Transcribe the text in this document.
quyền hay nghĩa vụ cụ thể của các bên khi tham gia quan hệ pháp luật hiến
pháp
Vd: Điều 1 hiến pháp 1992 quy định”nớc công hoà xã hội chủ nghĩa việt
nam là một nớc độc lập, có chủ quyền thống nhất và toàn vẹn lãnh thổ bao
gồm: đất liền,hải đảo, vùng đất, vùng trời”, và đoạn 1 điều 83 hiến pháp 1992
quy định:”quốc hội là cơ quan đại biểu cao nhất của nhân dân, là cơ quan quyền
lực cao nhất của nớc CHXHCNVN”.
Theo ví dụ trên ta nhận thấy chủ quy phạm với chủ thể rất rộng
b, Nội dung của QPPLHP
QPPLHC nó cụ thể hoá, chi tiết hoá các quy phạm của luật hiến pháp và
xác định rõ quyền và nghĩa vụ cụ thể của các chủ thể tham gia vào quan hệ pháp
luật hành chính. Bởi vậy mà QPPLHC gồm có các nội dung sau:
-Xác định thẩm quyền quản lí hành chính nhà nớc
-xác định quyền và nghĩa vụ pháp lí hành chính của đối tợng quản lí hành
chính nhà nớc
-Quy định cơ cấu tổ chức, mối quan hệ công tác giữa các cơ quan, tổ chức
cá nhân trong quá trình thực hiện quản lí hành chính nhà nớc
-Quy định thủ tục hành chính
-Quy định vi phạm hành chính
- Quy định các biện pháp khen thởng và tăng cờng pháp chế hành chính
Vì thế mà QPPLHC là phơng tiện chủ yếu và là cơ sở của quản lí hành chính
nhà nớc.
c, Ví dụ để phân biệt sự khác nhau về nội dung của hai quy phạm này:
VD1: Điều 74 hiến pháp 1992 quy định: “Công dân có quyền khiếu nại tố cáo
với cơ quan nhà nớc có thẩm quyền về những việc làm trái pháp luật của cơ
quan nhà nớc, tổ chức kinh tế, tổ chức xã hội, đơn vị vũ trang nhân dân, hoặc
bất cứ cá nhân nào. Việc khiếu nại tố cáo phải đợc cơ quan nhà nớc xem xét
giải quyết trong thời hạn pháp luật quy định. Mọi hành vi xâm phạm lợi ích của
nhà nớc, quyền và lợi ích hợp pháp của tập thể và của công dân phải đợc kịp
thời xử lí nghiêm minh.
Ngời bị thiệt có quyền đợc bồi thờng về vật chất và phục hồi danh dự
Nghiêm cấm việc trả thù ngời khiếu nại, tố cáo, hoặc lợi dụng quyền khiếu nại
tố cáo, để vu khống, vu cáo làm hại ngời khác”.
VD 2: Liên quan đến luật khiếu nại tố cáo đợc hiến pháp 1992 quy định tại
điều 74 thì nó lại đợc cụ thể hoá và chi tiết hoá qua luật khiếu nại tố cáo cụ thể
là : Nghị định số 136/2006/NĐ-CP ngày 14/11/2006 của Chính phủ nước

◆ Exercise: Your task is to repeat each line of the material exactly.

◆ Full solution:
Transcribe the text in this document.
quyền hay nghĩa vụ cụ thể của các bên khi tham gia quan hệ pháp luật hiến
pháp
Vd: Điều 1 hiến pháp 1992 quy định”nớc công hoà xã hội chủ nghĩa việt
nam là một nớc độc lập, có chủ quyền thống nhất và toàn vẹn lãnh thổ bao
gồm: đất liền,hải đảo, vùng đất, vùng trời”, và đoạn 1 điều 83 hiến pháp 1992
quy định:”quốc hội là cơ quan đại biểu cao nhất của nhân dân, là cơ quan quyền
lực cao nhất của nớc CHXHCNVN”.
Theo ví dụ trên ta nhận thấy chủ quy phạm với chủ thể rất rộng
b, Nội dung của QPPLHP
QPPLHC nó cụ thể hoá, chi tiết hoá các quy phạm của luật hiến pháp và
xác định rõ quyền và nghĩa vụ cụ thể của các chủ thể tham gia vào quan hệ pháp
luật hành chính. Bởi vậy mà QPPLHC gồm có các nội dung sau:
-Xác định thẩm quyền quản lí hành chính nhà nớc
-xác định quyền và nghĩa vụ pháp lí hành chính của đối tợng quản lí hành
chính nhà nớc
-Quy định cơ cấu tổ chức, mối quan hệ công tác giữa các cơ quan, tổ chức
cá nhân trong quá trình thực hiện quản lí hành chính nhà nớc
-Quy định thủ tục hành chính
-Quy định vi phạm hành chính
- Quy định các biện pháp khen thởng và tăng cờng pháp chế hành chính
Vì thế mà QPPLHC là phơng tiện chủ yếu và là cơ sở của quản lí hành chính
nhà nớc.
c, Ví dụ để phân biệt sự khác nhau về nội dung của hai quy phạm này:
VD1: Điều 74 hiến pháp 1992 quy định: “Công dân có quyền khiếu nại tố cáo
với cơ quan nhà nớc có thẩm quyền về những việc làm trái pháp luật của cơ
quan nhà nớc, tổ chức kinh tế, tổ chức xã hội, đơn vị vũ trang nhân dân, hoặc
bất cứ cá nhân nào. Việc khiếu nại tố cáo phải đợc cơ quan nhà nớc xem xét
giải quyết trong thời hạn pháp luật quy định. Mọi hành vi xâm phạm lợi ích của
nhà nớc, quyền và lợi ích hợp pháp của tập thể và của công dân phải đợc kịp
thời xử lí nghiêm minh.
Ngời bị thiệt có quyền đợc bồi thờng về vật chất và phục hồi danh dự
Nghiêm cấm việc trả thù ngời khiếu nại, tố cáo, hoặc lợi dụng quyền khiếu nại
tố cáo, để vu khống, vu cáo làm hại ngời khác”.
VD 2: Liên quan đến luật khiếu nại tố cáo đợc hiến pháp 1992 quy định tại
điều 74 thì nó lại đợc cụ thể hoá và chi tiết hoá qua luật khiếu nại tố cáo cụ thể
là : Nghị định số 136/2006/NĐ-CP ngày 14/11/2006 của Chính phủ nước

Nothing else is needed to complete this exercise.